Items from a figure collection
====================
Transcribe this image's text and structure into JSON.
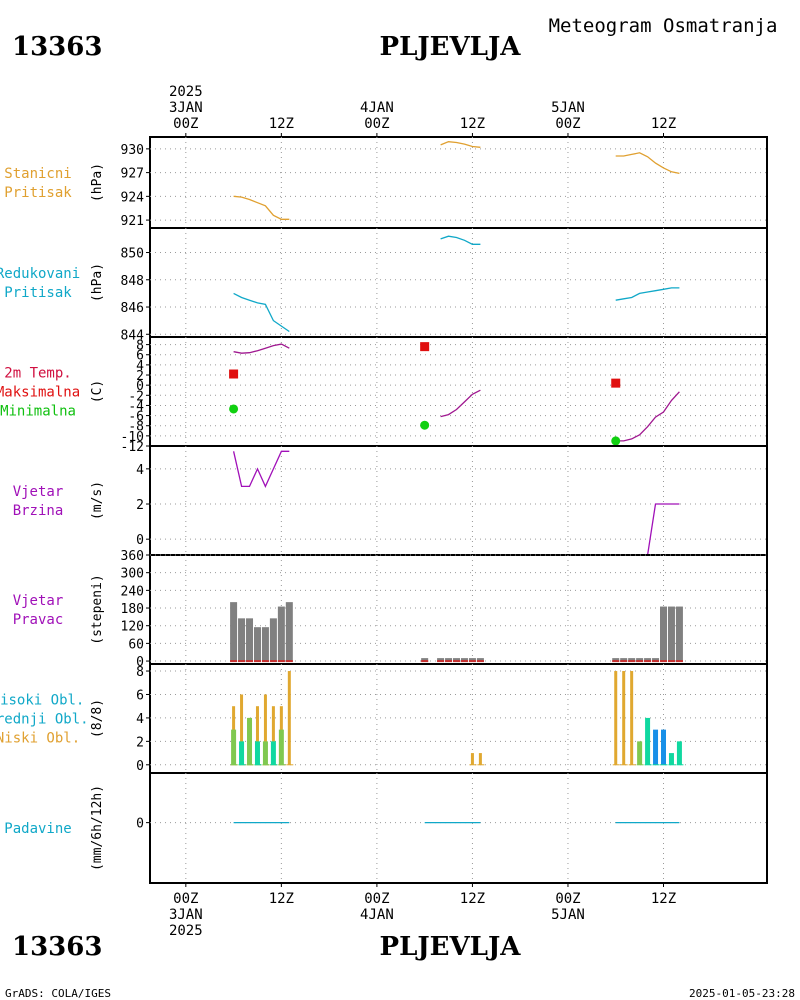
{
  "header": {
    "station_id": "13363",
    "station_name": "PLJEVLJA",
    "product": "Meteogram Osmatranja"
  },
  "footer": {
    "station_id": "13363",
    "station_name": "PLJEVLJA",
    "credit": "GrADS: COLA/IGES",
    "timestamp": "2025-01-05-23:28"
  },
  "time_axis": {
    "top": [
      {
        "h": 0,
        "lines": [
          "2025",
          "3JAN",
          "00Z"
        ]
      },
      {
        "h": 12,
        "lines": [
          "12Z"
        ]
      },
      {
        "h": 24,
        "lines": [
          "4JAN",
          "00Z"
        ]
      },
      {
        "h": 36,
        "lines": [
          "12Z"
        ]
      },
      {
        "h": 48,
        "lines": [
          "5JAN",
          "00Z"
        ]
      },
      {
        "h": 60,
        "lines": [
          "12Z"
        ]
      }
    ],
    "bottom": [
      {
        "h": 0,
        "lines": [
          "00Z",
          "3JAN",
          "2025"
        ]
      },
      {
        "h": 12,
        "lines": [
          "12Z"
        ]
      },
      {
        "h": 24,
        "lines": [
          "00Z",
          "4JAN"
        ]
      },
      {
        "h": 36,
        "lines": [
          "12Z"
        ]
      },
      {
        "h": 48,
        "lines": [
          "00Z",
          "5JAN"
        ]
      },
      {
        "h": 60,
        "lines": [
          "12Z"
        ]
      }
    ]
  },
  "colors": {
    "station_pressure": "#e0a030",
    "reduced_pressure": "#10a8c8",
    "temp_line": "#a01890",
    "tmax": "#e01010",
    "tmin": "#10d010",
    "wind": "#a010b8",
    "wind_dir_bar": "#808080",
    "wind_dir_base": "#c83030",
    "cloud_high": "#10d8a0",
    "cloud_mid": "#80c850",
    "cloud_low": "#e0a830",
    "cloud_extra": "#1890e8",
    "precip": "#10a8c8",
    "temp_label_red": "#d01040",
    "temp_label_max": "#e01010",
    "temp_label_min": "#10c010",
    "wind_label": "#a010b8"
  },
  "chart_data": [
    {
      "type": "line",
      "panel": "station_pressure",
      "labels": [
        "Stanicni",
        "Pritisak"
      ],
      "ylabel": "(hPa)",
      "yticks": [
        921,
        924,
        927,
        930
      ],
      "ylim": [
        920,
        931.5
      ],
      "series": [
        {
          "x": [
            6,
            7,
            8,
            9,
            10,
            11,
            12,
            13
          ],
          "y": [
            924.0,
            923.9,
            923.6,
            923.2,
            922.8,
            921.6,
            921.1,
            921.1
          ]
        },
        {
          "x": [
            32,
            33,
            34,
            35,
            36,
            37
          ],
          "y": [
            930.5,
            930.9,
            930.8,
            930.6,
            930.3,
            930.2
          ]
        },
        {
          "x": [
            54,
            55,
            56,
            57,
            58,
            59,
            60,
            61,
            62
          ],
          "y": [
            929.1,
            929.1,
            929.3,
            929.5,
            929.0,
            928.2,
            927.6,
            927.1,
            926.9
          ]
        }
      ]
    },
    {
      "type": "line",
      "panel": "reduced_pressure",
      "labels": [
        "Redukovani",
        "Pritisak"
      ],
      "ylabel": "(hPa)",
      "yticks": [
        844,
        846,
        848,
        850
      ],
      "ylim": [
        843.8,
        851.8
      ],
      "series": [
        {
          "x": [
            6,
            7,
            8,
            9,
            10,
            11,
            12,
            13
          ],
          "y": [
            847.0,
            846.7,
            846.5,
            846.3,
            846.2,
            845.0,
            844.6,
            844.2
          ]
        },
        {
          "x": [
            32,
            33,
            34,
            35,
            36,
            37
          ],
          "y": [
            851.0,
            851.2,
            851.1,
            850.9,
            850.6,
            850.6
          ]
        },
        {
          "x": [
            54,
            55,
            56,
            57,
            58,
            59,
            60,
            61,
            62
          ],
          "y": [
            846.5,
            846.6,
            846.7,
            847.0,
            847.1,
            847.2,
            847.3,
            847.4,
            847.4
          ]
        }
      ]
    },
    {
      "type": "line",
      "panel": "temperature",
      "labels": [
        "2m Temp.",
        "Maksimalna",
        "Minimalna"
      ],
      "ylabel": "(C)",
      "yticks": [
        -12,
        -10,
        -8,
        -6,
        -4,
        -2,
        0,
        2,
        4,
        6,
        8
      ],
      "ylim": [
        -12,
        9.5
      ],
      "series": [
        {
          "x": [
            6,
            7,
            8,
            9,
            10,
            11,
            12,
            13
          ],
          "y": [
            6.6,
            6.3,
            6.4,
            6.8,
            7.3,
            7.8,
            8.1,
            7.3
          ]
        },
        {
          "x": [
            32,
            33,
            34,
            35,
            36,
            37
          ],
          "y": [
            -6.2,
            -5.8,
            -4.8,
            -3.3,
            -1.8,
            -1.0
          ]
        },
        {
          "x": [
            54,
            55,
            56,
            57,
            58,
            59,
            60,
            61,
            62
          ],
          "y": [
            -11.0,
            -11.0,
            -10.6,
            -9.8,
            -8.2,
            -6.3,
            -5.3,
            -3.0,
            -1.3
          ]
        }
      ],
      "max_points": [
        {
          "x": 6,
          "y": 2.2
        },
        {
          "x": 30,
          "y": 7.6
        },
        {
          "x": 54,
          "y": 0.4
        }
      ],
      "min_points": [
        {
          "x": 6,
          "y": -4.7
        },
        {
          "x": 30,
          "y": -7.9
        },
        {
          "x": 54,
          "y": -11.0
        }
      ]
    },
    {
      "type": "line",
      "panel": "wind_speed",
      "labels": [
        "Vjetar",
        "Brzina"
      ],
      "ylabel": "(m/s)",
      "yticks": [
        0,
        2,
        4
      ],
      "ylim": [
        -0.9,
        5.3
      ],
      "series": [
        {
          "x": [
            6,
            7,
            8,
            9,
            10,
            11,
            12,
            13
          ],
          "y": [
            5,
            3,
            3,
            4,
            3,
            4,
            5,
            5
          ]
        },
        {
          "x": [
            32,
            33,
            34,
            35,
            36,
            37
          ],
          "y": [
            -0.9,
            -0.9,
            -0.9,
            -0.9,
            -0.9,
            -0.9
          ]
        },
        {
          "x": [
            54,
            55,
            56,
            57,
            58,
            59,
            60,
            61,
            62
          ],
          "y": [
            -0.9,
            -0.9,
            -0.9,
            -0.9,
            -0.9,
            2,
            2,
            2,
            2
          ]
        }
      ]
    },
    {
      "type": "bar",
      "panel": "wind_direction",
      "labels": [
        "Vjetar",
        "Pravac"
      ],
      "ylabel": "(stepeni)",
      "yticks": [
        0,
        60,
        120,
        180,
        240,
        300,
        360
      ],
      "ylim": [
        -10,
        360
      ],
      "x": [
        6,
        7,
        8,
        9,
        10,
        11,
        12,
        13,
        30,
        32,
        33,
        34,
        35,
        36,
        37,
        54,
        55,
        56,
        57,
        58,
        59,
        60,
        61,
        62
      ],
      "values": [
        200,
        145,
        145,
        115,
        115,
        145,
        185,
        200,
        10,
        10,
        10,
        10,
        10,
        10,
        10,
        10,
        10,
        10,
        10,
        10,
        10,
        185,
        185,
        185
      ]
    },
    {
      "type": "bar",
      "panel": "cloud_cover",
      "labels": [
        "Visoki Obl.",
        "Srednji Obl.",
        "Niski Obl."
      ],
      "ylabel": "(8/8)",
      "yticks": [
        0,
        2,
        4,
        6,
        8
      ],
      "ylim": [
        -0.7,
        8.6
      ],
      "series": [
        {
          "name": "Niski Obl.",
          "x": [
            6,
            7,
            8,
            9,
            10,
            11,
            12,
            13,
            36,
            37,
            54,
            55,
            56
          ],
          "values": [
            5,
            6,
            4,
            5,
            6,
            5,
            5,
            8,
            1,
            1,
            8,
            8,
            8
          ]
        },
        {
          "name": "Srednji Obl.",
          "x": [
            6,
            8,
            10,
            12,
            57
          ],
          "values": [
            3,
            4,
            2,
            3,
            2
          ]
        },
        {
          "name": "Visoki Obl.",
          "x": [
            7,
            9,
            11,
            58,
            59,
            60,
            61,
            62
          ],
          "values": [
            2,
            2,
            2,
            4,
            3,
            3,
            1,
            2
          ]
        }
      ]
    },
    {
      "type": "line",
      "panel": "precipitation",
      "labels": [
        "Padavine"
      ],
      "ylabel": "(mm/6h/12h)",
      "yticks": [
        0
      ],
      "ylim": [
        -4.5,
        3.7
      ],
      "series": [
        {
          "x": [
            6,
            13
          ],
          "y": [
            0,
            0
          ]
        },
        {
          "x": [
            30,
            37
          ],
          "y": [
            0,
            0
          ]
        },
        {
          "x": [
            54,
            62
          ],
          "y": [
            0,
            0
          ]
        }
      ]
    }
  ]
}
====================
Above are the records; copy every line in them that holds the word "ylabel".

      "ylabel": "(hPa)",
      "ylabel": "(hPa)",
      "ylabel": "(C)",
      "ylabel": "(m/s)",
      "ylabel": "(stepeni)",
      "ylabel": "(8/8)",
      "ylabel": "(mm/6h/12h)",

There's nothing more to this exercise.